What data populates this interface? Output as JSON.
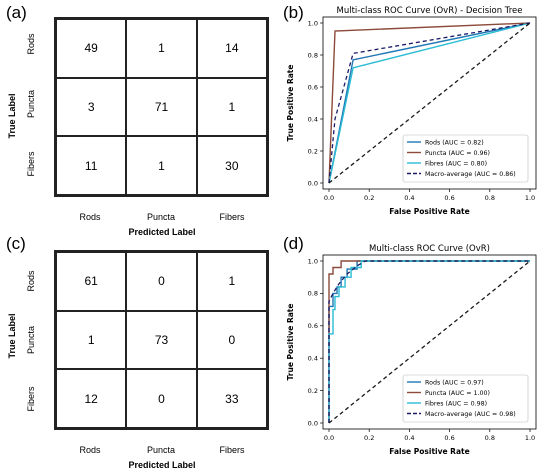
{
  "panels": {
    "a": "(a)",
    "b": "(b)",
    "c": "(c)",
    "d": "(d)"
  },
  "cm_a": {
    "row_labels": [
      "Rods",
      "Puncta",
      "Fibers"
    ],
    "col_labels": [
      "Rods",
      "Puncta",
      "Fibers"
    ],
    "ylabel": "True Label",
    "xlabel": "Predicted Label",
    "cells": [
      [
        "49",
        "1",
        "14"
      ],
      [
        "3",
        "71",
        "1"
      ],
      [
        "11",
        "1",
        "30"
      ]
    ]
  },
  "cm_c": {
    "row_labels": [
      "Rods",
      "Puncta",
      "Fibers"
    ],
    "col_labels": [
      "Rods",
      "Puncta",
      "Fibers"
    ],
    "ylabel": "True Label",
    "xlabel": "Predicted Label",
    "cells": [
      [
        "61",
        "0",
        "1"
      ],
      [
        "1",
        "73",
        "0"
      ],
      [
        "12",
        "0",
        "33"
      ]
    ]
  },
  "chart_data": [
    {
      "type": "table",
      "title": "",
      "ylabel": "True Label",
      "xlabel": "Predicted Label",
      "rows": [
        "Rods",
        "Puncta",
        "Fibers"
      ],
      "columns": [
        "Rods",
        "Puncta",
        "Fibers"
      ],
      "values": [
        [
          49,
          1,
          14
        ],
        [
          3,
          71,
          1
        ],
        [
          11,
          1,
          30
        ]
      ]
    },
    {
      "type": "line",
      "title": "Multi-class ROC Curve (OvR) - Decision Tree",
      "xlabel": "False Positive Rate",
      "ylabel": "True Positive Rate",
      "xlim": [
        0,
        1
      ],
      "ylim": [
        0,
        1
      ],
      "xticks": [
        "0.0",
        "0.2",
        "0.4",
        "0.6",
        "0.8",
        "1.0"
      ],
      "yticks": [
        "0.0",
        "0.2",
        "0.4",
        "0.6",
        "0.8",
        "1.0"
      ],
      "legend_position": "bottom-right",
      "series": [
        {
          "name": "Rods (AUC = 0.82)",
          "color": "#1f77b4",
          "dashed": false,
          "x": [
            0,
            0.12,
            1
          ],
          "y": [
            0,
            0.77,
            1
          ]
        },
        {
          "name": "Puncta (AUC = 0.96)",
          "color": "#8c4a3a",
          "dashed": false,
          "x": [
            0,
            0.03,
            1
          ],
          "y": [
            0,
            0.95,
            1
          ]
        },
        {
          "name": "Fibres (AUC = 0.80)",
          "color": "#2bbcd4",
          "dashed": false,
          "x": [
            0,
            0.12,
            1
          ],
          "y": [
            0,
            0.72,
            1
          ]
        },
        {
          "name": "Macro-average (AUC = 0.86)",
          "color": "#1a1a66",
          "dashed": true,
          "x": [
            0,
            0.03,
            0.12,
            1
          ],
          "y": [
            0,
            0.4,
            0.81,
            1
          ]
        },
        {
          "name": "",
          "color": "#1a1a1a",
          "dashed": true,
          "x": [
            0,
            1
          ],
          "y": [
            0,
            1
          ]
        }
      ]
    },
    {
      "type": "table",
      "title": "",
      "ylabel": "True Label",
      "xlabel": "Predicted Label",
      "rows": [
        "Rods",
        "Puncta",
        "Fibers"
      ],
      "columns": [
        "Rods",
        "Puncta",
        "Fibers"
      ],
      "values": [
        [
          61,
          0,
          1
        ],
        [
          1,
          73,
          0
        ],
        [
          12,
          0,
          33
        ]
      ]
    },
    {
      "type": "line",
      "title": "Multi-class ROC Curve (OvR)",
      "xlabel": "False Positive Rate",
      "ylabel": "True Positive Rate",
      "xlim": [
        0,
        1
      ],
      "ylim": [
        0,
        1
      ],
      "xticks": [
        "0.0",
        "0.2",
        "0.4",
        "0.6",
        "0.8",
        "1.0"
      ],
      "yticks": [
        "0.0",
        "0.2",
        "0.4",
        "0.6",
        "0.8",
        "1.0"
      ],
      "legend_position": "bottom-right",
      "series": [
        {
          "name": "Rods (AUC = 0.97)",
          "color": "#1f77b4",
          "dashed": false,
          "x": [
            0,
            0,
            0.02,
            0.02,
            0.04,
            0.04,
            0.06,
            0.06,
            0.09,
            0.09,
            0.14,
            0.14,
            1
          ],
          "y": [
            0,
            0.72,
            0.72,
            0.8,
            0.8,
            0.84,
            0.84,
            0.9,
            0.9,
            0.95,
            0.95,
            1.0,
            1.0
          ]
        },
        {
          "name": "Puncta (AUC = 1.00)",
          "color": "#8c4a3a",
          "dashed": false,
          "x": [
            0,
            0,
            0.02,
            0.02,
            0.06,
            0.06,
            1
          ],
          "y": [
            0,
            0.92,
            0.92,
            0.96,
            0.96,
            1.0,
            1.0
          ]
        },
        {
          "name": "Fibres (AUC = 0.98)",
          "color": "#2bbcd4",
          "dashed": false,
          "x": [
            0,
            0,
            0.02,
            0.02,
            0.03,
            0.03,
            0.05,
            0.05,
            0.08,
            0.08,
            0.11,
            0.11,
            0.16,
            0.16,
            1
          ],
          "y": [
            0,
            0.55,
            0.55,
            0.7,
            0.7,
            0.78,
            0.78,
            0.84,
            0.84,
            0.9,
            0.9,
            0.96,
            0.96,
            1.0,
            1.0
          ]
        },
        {
          "name": "Macro-average (AUC = 0.98)",
          "color": "#1a1a66",
          "dashed": true,
          "x": [
            0,
            0,
            0.02,
            0.05,
            0.09,
            0.14,
            0.18,
            1
          ],
          "y": [
            0,
            0.75,
            0.8,
            0.86,
            0.92,
            0.97,
            1.0,
            1.0
          ]
        },
        {
          "name": "",
          "color": "#1a1a1a",
          "dashed": true,
          "x": [
            0,
            1
          ],
          "y": [
            0,
            1
          ]
        }
      ]
    }
  ]
}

■ **Instruction**:
Without the pictures, retype the whole of the material above exactly.

■ **Response to this exercise**:
What data populates this interface? Output as JSON.
{
  "panels": {
    "a": "(a)",
    "b": "(b)",
    "c": "(c)",
    "d": "(d)"
  },
  "cm_a": {
    "row_labels": [
      "Rods",
      "Puncta",
      "Fibers"
    ],
    "col_labels": [
      "Rods",
      "Puncta",
      "Fibers"
    ],
    "ylabel": "True Label",
    "xlabel": "Predicted Label",
    "cells": [
      [
        "49",
        "1",
        "14"
      ],
      [
        "3",
        "71",
        "1"
      ],
      [
        "11",
        "1",
        "30"
      ]
    ]
  },
  "cm_c": {
    "row_labels": [
      "Rods",
      "Puncta",
      "Fibers"
    ],
    "col_labels": [
      "Rods",
      "Puncta",
      "Fibers"
    ],
    "ylabel": "True Label",
    "xlabel": "Predicted Label",
    "cells": [
      [
        "61",
        "0",
        "1"
      ],
      [
        "1",
        "73",
        "0"
      ],
      [
        "12",
        "0",
        "33"
      ]
    ]
  },
  "chart_data": [
    {
      "type": "table",
      "title": "",
      "ylabel": "True Label",
      "xlabel": "Predicted Label",
      "rows": [
        "Rods",
        "Puncta",
        "Fibers"
      ],
      "columns": [
        "Rods",
        "Puncta",
        "Fibers"
      ],
      "values": [
        [
          49,
          1,
          14
        ],
        [
          3,
          71,
          1
        ],
        [
          11,
          1,
          30
        ]
      ]
    },
    {
      "type": "line",
      "title": "Multi-class ROC Curve (OvR) - Decision Tree",
      "xlabel": "False Positive Rate",
      "ylabel": "True Positive Rate",
      "xlim": [
        0,
        1
      ],
      "ylim": [
        0,
        1
      ],
      "xticks": [
        "0.0",
        "0.2",
        "0.4",
        "0.6",
        "0.8",
        "1.0"
      ],
      "yticks": [
        "0.0",
        "0.2",
        "0.4",
        "0.6",
        "0.8",
        "1.0"
      ],
      "legend_position": "bottom-right",
      "series": [
        {
          "name": "Rods (AUC = 0.82)",
          "color": "#1f77b4",
          "dashed": false,
          "x": [
            0,
            0.12,
            1
          ],
          "y": [
            0,
            0.77,
            1
          ]
        },
        {
          "name": "Puncta (AUC = 0.96)",
          "color": "#8c4a3a",
          "dashed": false,
          "x": [
            0,
            0.03,
            1
          ],
          "y": [
            0,
            0.95,
            1
          ]
        },
        {
          "name": "Fibres (AUC = 0.80)",
          "color": "#2bbcd4",
          "dashed": false,
          "x": [
            0,
            0.12,
            1
          ],
          "y": [
            0,
            0.72,
            1
          ]
        },
        {
          "name": "Macro-average (AUC = 0.86)",
          "color": "#1a1a66",
          "dashed": true,
          "x": [
            0,
            0.03,
            0.12,
            1
          ],
          "y": [
            0,
            0.4,
            0.81,
            1
          ]
        },
        {
          "name": "",
          "color": "#1a1a1a",
          "dashed": true,
          "x": [
            0,
            1
          ],
          "y": [
            0,
            1
          ]
        }
      ]
    },
    {
      "type": "table",
      "title": "",
      "ylabel": "True Label",
      "xlabel": "Predicted Label",
      "rows": [
        "Rods",
        "Puncta",
        "Fibers"
      ],
      "columns": [
        "Rods",
        "Puncta",
        "Fibers"
      ],
      "values": [
        [
          61,
          0,
          1
        ],
        [
          1,
          73,
          0
        ],
        [
          12,
          0,
          33
        ]
      ]
    },
    {
      "type": "line",
      "title": "Multi-class ROC Curve (OvR)",
      "xlabel": "False Positive Rate",
      "ylabel": "True Positive Rate",
      "xlim": [
        0,
        1
      ],
      "ylim": [
        0,
        1
      ],
      "xticks": [
        "0.0",
        "0.2",
        "0.4",
        "0.6",
        "0.8",
        "1.0"
      ],
      "yticks": [
        "0.0",
        "0.2",
        "0.4",
        "0.6",
        "0.8",
        "1.0"
      ],
      "legend_position": "bottom-right",
      "series": [
        {
          "name": "Rods (AUC = 0.97)",
          "color": "#1f77b4",
          "dashed": false,
          "x": [
            0,
            0,
            0.02,
            0.02,
            0.04,
            0.04,
            0.06,
            0.06,
            0.09,
            0.09,
            0.14,
            0.14,
            1
          ],
          "y": [
            0,
            0.72,
            0.72,
            0.8,
            0.8,
            0.84,
            0.84,
            0.9,
            0.9,
            0.95,
            0.95,
            1.0,
            1.0
          ]
        },
        {
          "name": "Puncta (AUC = 1.00)",
          "color": "#8c4a3a",
          "dashed": false,
          "x": [
            0,
            0,
            0.02,
            0.02,
            0.06,
            0.06,
            1
          ],
          "y": [
            0,
            0.92,
            0.92,
            0.96,
            0.96,
            1.0,
            1.0
          ]
        },
        {
          "name": "Fibres (AUC = 0.98)",
          "color": "#2bbcd4",
          "dashed": false,
          "x": [
            0,
            0,
            0.02,
            0.02,
            0.03,
            0.03,
            0.05,
            0.05,
            0.08,
            0.08,
            0.11,
            0.11,
            0.16,
            0.16,
            1
          ],
          "y": [
            0,
            0.55,
            0.55,
            0.7,
            0.7,
            0.78,
            0.78,
            0.84,
            0.84,
            0.9,
            0.9,
            0.96,
            0.96,
            1.0,
            1.0
          ]
        },
        {
          "name": "Macro-average (AUC = 0.98)",
          "color": "#1a1a66",
          "dashed": true,
          "x": [
            0,
            0,
            0.02,
            0.05,
            0.09,
            0.14,
            0.18,
            1
          ],
          "y": [
            0,
            0.75,
            0.8,
            0.86,
            0.92,
            0.97,
            1.0,
            1.0
          ]
        },
        {
          "name": "",
          "color": "#1a1a1a",
          "dashed": true,
          "x": [
            0,
            1
          ],
          "y": [
            0,
            1
          ]
        }
      ]
    }
  ]
}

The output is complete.